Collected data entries
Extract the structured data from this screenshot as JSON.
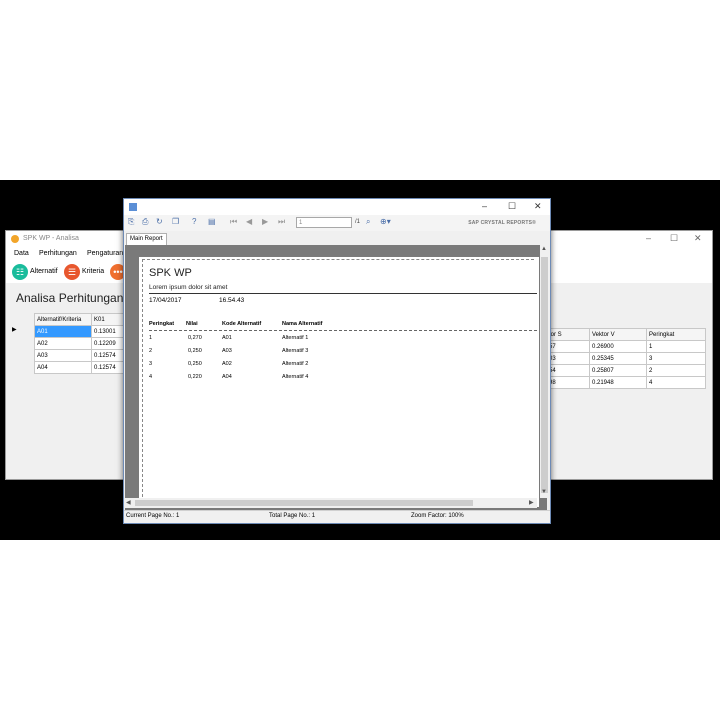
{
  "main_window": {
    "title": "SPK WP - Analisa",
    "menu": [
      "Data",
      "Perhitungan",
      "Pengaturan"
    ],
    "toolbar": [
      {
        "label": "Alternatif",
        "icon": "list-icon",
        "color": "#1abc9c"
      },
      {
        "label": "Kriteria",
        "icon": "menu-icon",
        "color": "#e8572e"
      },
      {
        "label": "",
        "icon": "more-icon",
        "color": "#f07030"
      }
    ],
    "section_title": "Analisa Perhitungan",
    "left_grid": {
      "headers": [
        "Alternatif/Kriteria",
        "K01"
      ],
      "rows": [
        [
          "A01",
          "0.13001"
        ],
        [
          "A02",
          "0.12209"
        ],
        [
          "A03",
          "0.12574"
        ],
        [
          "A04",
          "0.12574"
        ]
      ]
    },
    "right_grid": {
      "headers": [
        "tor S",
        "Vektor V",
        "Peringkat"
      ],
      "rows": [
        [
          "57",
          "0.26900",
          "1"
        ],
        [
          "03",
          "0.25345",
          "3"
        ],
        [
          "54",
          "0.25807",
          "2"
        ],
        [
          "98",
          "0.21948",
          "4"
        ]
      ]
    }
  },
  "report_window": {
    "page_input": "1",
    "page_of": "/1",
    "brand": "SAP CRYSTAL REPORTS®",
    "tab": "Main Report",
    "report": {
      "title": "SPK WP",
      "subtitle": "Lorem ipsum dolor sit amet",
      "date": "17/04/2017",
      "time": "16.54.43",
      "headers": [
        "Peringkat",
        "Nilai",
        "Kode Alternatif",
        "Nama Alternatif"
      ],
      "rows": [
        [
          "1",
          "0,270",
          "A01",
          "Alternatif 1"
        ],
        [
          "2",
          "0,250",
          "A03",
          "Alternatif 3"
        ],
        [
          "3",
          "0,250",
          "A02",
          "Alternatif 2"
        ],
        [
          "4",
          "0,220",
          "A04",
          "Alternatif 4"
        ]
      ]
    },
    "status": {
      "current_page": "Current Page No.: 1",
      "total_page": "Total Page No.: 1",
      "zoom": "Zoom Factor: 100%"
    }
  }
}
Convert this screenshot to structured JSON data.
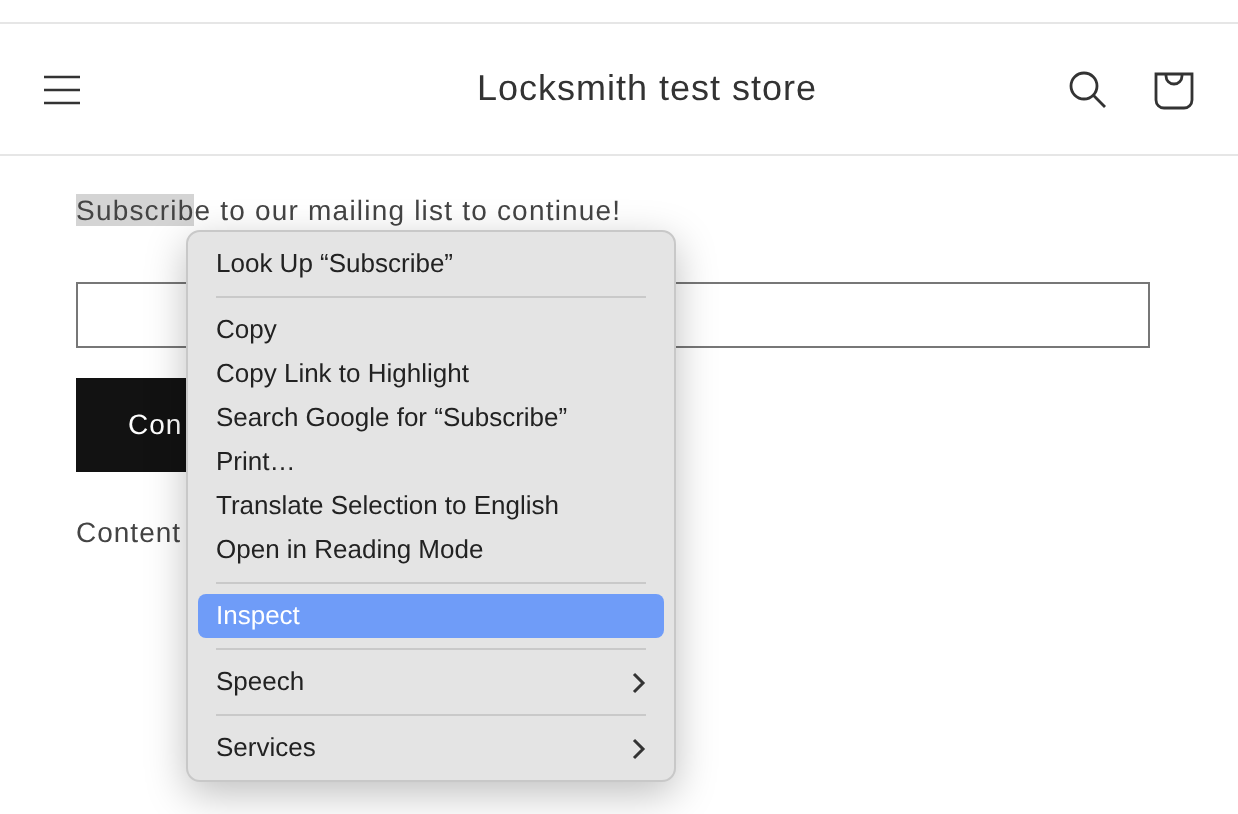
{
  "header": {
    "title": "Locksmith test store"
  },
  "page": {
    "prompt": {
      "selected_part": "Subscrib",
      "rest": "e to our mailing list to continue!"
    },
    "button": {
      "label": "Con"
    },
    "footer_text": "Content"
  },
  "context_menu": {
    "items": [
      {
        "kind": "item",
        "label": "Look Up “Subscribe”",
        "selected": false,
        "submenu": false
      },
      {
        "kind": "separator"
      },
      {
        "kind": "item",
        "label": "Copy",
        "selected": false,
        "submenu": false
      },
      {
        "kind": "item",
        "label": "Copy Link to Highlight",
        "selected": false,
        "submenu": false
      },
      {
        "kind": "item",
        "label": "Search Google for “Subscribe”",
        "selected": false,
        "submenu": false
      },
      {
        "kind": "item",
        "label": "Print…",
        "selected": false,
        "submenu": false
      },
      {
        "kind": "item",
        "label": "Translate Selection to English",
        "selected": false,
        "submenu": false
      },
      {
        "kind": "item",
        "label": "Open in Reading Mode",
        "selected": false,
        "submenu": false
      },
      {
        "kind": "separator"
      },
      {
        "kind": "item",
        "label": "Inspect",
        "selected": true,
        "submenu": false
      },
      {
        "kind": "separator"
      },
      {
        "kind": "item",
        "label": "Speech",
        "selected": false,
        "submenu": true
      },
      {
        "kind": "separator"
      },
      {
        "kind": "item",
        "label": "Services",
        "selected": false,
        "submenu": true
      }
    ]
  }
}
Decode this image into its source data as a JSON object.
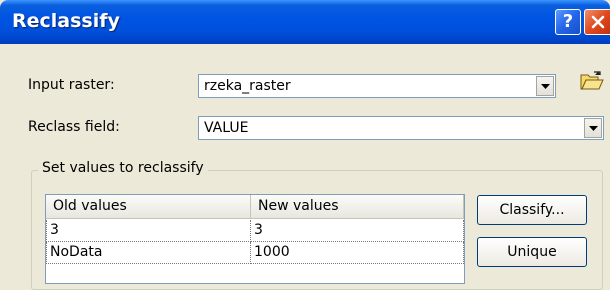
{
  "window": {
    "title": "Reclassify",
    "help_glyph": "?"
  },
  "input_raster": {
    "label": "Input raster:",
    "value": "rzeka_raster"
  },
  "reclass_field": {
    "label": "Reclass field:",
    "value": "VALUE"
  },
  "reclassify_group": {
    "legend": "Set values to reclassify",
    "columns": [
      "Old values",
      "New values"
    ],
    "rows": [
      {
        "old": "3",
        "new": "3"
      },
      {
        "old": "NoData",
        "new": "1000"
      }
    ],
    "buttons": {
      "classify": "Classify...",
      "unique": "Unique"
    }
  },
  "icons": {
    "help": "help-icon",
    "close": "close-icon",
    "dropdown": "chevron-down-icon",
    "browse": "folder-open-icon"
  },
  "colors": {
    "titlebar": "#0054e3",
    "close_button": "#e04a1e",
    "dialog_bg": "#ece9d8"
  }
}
--
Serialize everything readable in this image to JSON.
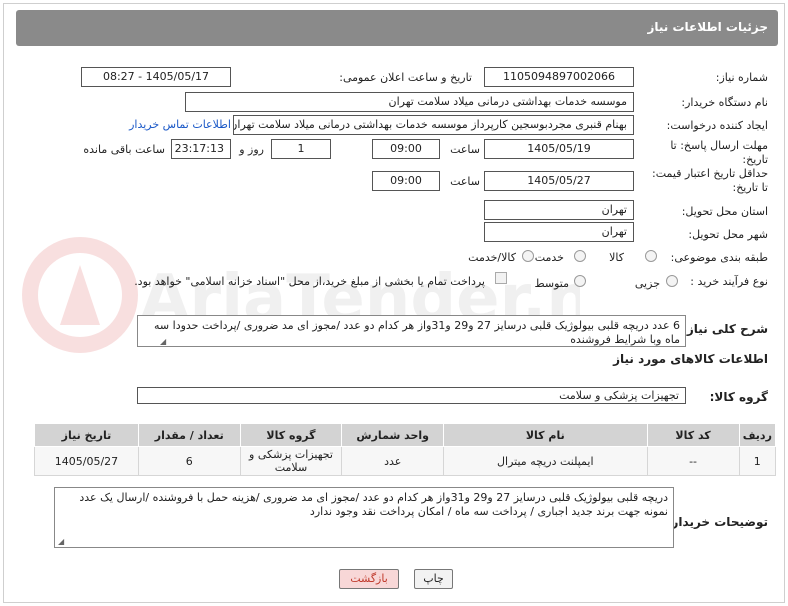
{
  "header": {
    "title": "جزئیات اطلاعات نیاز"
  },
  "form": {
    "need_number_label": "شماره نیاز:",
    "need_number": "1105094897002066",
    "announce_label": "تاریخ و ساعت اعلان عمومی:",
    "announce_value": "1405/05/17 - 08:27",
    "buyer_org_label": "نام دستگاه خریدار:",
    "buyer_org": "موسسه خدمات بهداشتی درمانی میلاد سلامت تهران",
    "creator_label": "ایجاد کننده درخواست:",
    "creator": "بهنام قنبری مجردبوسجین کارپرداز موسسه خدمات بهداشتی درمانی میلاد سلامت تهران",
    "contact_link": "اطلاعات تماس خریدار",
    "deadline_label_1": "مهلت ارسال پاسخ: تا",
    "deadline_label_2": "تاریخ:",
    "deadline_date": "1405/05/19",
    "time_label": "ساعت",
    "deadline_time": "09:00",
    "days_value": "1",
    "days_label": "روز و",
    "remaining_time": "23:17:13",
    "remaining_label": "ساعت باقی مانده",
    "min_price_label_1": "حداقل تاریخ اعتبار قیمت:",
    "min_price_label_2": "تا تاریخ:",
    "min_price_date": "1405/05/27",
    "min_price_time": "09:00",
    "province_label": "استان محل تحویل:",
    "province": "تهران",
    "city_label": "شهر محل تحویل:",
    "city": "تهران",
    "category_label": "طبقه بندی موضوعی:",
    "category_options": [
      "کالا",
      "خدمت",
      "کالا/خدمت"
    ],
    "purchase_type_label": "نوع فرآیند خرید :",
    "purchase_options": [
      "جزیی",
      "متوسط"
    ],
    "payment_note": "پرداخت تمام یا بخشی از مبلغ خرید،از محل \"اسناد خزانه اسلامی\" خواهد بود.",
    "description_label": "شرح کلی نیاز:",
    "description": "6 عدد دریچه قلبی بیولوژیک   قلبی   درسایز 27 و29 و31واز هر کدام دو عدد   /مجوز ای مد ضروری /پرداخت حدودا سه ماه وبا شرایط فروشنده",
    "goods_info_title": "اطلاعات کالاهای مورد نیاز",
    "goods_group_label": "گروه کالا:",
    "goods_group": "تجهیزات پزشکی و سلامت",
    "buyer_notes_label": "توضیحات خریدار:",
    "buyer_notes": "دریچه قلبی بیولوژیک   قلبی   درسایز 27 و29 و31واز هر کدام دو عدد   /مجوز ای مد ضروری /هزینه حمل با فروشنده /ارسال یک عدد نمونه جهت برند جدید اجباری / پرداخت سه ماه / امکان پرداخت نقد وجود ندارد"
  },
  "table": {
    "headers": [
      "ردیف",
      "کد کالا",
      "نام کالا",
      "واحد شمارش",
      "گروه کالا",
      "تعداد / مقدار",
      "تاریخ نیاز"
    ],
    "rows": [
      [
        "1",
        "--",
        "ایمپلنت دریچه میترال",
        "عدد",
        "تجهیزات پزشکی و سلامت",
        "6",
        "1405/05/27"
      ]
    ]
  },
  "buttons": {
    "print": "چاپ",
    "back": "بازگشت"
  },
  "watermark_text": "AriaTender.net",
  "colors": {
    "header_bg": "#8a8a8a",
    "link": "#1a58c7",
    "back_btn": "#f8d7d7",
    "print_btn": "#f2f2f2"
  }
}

TASK DESCRIPTION
Consider the entries above and return each line with the string "ساعت".

REPLY
    "announce_label": "تاریخ و ساعت اعلان عمومی:",
    "time_label": "ساعت",
    "remaining_label": "ساعت باقی مانده",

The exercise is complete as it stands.